(Data entries for graphics)
==*==
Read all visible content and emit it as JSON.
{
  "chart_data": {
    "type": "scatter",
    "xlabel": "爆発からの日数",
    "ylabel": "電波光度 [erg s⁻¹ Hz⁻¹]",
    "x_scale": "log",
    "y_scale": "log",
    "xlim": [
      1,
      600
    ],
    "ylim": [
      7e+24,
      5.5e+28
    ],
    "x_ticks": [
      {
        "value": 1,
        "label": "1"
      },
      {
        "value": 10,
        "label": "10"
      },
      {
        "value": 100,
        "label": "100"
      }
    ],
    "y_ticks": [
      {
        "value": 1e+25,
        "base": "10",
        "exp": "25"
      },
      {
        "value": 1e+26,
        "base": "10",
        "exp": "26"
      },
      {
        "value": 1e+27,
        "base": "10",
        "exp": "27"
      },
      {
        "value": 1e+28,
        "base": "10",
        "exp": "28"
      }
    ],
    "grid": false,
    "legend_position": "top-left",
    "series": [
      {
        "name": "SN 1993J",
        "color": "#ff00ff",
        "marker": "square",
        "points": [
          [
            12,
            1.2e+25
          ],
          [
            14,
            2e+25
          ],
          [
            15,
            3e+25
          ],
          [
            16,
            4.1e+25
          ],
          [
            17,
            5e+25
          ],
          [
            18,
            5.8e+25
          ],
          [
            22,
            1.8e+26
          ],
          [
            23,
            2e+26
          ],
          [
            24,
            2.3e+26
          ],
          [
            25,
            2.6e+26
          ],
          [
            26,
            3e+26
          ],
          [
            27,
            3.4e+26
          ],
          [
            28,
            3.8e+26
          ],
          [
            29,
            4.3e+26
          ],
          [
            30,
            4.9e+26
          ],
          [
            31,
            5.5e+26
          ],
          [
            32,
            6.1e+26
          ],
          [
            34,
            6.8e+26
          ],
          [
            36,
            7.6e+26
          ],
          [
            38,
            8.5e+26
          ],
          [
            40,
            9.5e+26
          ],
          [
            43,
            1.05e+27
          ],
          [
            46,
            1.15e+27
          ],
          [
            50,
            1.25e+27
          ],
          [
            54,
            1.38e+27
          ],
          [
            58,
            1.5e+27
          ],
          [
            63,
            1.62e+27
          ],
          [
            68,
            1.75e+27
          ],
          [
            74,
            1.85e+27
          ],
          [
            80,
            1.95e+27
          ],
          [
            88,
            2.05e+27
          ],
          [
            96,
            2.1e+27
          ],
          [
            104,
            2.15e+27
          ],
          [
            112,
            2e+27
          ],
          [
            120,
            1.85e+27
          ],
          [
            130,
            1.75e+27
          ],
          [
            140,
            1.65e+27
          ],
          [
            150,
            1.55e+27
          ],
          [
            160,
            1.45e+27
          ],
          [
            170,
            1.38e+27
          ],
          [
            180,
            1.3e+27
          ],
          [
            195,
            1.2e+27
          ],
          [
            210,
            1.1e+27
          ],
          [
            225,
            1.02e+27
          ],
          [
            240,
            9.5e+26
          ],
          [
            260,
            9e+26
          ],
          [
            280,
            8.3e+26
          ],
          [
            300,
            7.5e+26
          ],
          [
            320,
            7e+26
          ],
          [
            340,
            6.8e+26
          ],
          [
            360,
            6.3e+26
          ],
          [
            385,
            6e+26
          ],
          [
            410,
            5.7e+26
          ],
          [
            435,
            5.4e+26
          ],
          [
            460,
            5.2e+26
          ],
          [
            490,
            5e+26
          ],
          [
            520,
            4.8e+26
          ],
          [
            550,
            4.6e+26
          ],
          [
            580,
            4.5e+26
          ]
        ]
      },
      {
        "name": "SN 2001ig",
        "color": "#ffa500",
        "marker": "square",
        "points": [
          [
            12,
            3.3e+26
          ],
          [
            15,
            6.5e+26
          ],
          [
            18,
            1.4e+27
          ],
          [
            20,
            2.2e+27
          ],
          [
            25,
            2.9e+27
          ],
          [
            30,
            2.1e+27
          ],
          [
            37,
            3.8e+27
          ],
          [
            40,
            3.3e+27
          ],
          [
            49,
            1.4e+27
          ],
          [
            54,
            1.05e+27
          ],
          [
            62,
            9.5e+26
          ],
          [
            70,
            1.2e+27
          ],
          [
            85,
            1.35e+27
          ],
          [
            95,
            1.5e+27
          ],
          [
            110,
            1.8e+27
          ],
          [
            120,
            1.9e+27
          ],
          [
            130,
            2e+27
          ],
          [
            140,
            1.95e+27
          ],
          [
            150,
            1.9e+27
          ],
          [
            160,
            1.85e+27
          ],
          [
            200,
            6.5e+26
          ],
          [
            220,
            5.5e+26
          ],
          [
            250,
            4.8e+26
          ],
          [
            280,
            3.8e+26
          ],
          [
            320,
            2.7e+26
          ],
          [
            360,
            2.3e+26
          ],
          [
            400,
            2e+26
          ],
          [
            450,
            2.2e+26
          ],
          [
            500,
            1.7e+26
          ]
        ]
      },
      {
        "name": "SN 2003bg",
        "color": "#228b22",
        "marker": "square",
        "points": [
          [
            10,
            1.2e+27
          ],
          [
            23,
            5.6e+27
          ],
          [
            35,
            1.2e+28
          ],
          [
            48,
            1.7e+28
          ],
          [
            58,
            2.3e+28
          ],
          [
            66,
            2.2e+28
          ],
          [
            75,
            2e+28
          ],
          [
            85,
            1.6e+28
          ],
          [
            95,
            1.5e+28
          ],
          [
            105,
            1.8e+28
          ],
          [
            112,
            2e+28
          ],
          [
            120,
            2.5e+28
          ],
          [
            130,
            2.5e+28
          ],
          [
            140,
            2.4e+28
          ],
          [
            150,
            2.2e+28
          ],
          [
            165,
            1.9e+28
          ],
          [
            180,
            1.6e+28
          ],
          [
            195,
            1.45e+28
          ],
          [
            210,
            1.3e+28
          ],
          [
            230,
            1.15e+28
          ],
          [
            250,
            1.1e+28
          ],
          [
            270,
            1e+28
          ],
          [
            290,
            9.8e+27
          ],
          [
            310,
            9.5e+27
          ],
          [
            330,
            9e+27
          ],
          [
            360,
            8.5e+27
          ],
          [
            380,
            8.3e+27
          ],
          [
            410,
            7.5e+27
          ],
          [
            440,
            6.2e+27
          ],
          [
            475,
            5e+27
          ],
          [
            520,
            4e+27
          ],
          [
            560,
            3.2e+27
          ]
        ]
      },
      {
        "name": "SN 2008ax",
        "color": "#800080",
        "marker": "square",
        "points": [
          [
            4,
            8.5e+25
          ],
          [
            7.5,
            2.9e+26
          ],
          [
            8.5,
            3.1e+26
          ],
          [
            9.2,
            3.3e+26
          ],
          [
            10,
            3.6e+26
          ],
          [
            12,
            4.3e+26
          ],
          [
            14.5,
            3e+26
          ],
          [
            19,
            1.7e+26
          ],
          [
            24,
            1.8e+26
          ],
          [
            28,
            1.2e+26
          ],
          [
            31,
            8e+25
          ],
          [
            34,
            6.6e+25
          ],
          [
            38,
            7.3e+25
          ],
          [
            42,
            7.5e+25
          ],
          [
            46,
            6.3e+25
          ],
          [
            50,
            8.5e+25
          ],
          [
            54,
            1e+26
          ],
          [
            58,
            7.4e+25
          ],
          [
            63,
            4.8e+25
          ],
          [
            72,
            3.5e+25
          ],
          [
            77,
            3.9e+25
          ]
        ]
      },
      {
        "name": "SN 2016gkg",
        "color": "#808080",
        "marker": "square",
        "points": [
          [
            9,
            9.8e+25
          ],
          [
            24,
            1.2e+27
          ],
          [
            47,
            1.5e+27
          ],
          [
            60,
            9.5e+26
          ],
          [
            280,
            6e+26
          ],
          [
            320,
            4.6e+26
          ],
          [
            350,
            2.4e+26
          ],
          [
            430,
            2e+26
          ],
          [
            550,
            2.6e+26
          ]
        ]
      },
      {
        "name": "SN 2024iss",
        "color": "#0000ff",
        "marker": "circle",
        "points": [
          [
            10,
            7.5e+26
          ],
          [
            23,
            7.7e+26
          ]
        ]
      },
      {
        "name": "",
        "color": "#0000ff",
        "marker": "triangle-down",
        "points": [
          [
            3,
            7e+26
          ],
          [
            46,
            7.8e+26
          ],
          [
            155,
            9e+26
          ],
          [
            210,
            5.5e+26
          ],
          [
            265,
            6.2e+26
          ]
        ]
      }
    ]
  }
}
==*==
Scan the entries above. Copy each line that has the string "value".

Output of the exercise -
        "value": 1,
        "value": 10,
        "value": 100,
        "value": 1e+25,
        "value": 1e+26,
        "value": 1e+27,
        "value": 1e+28,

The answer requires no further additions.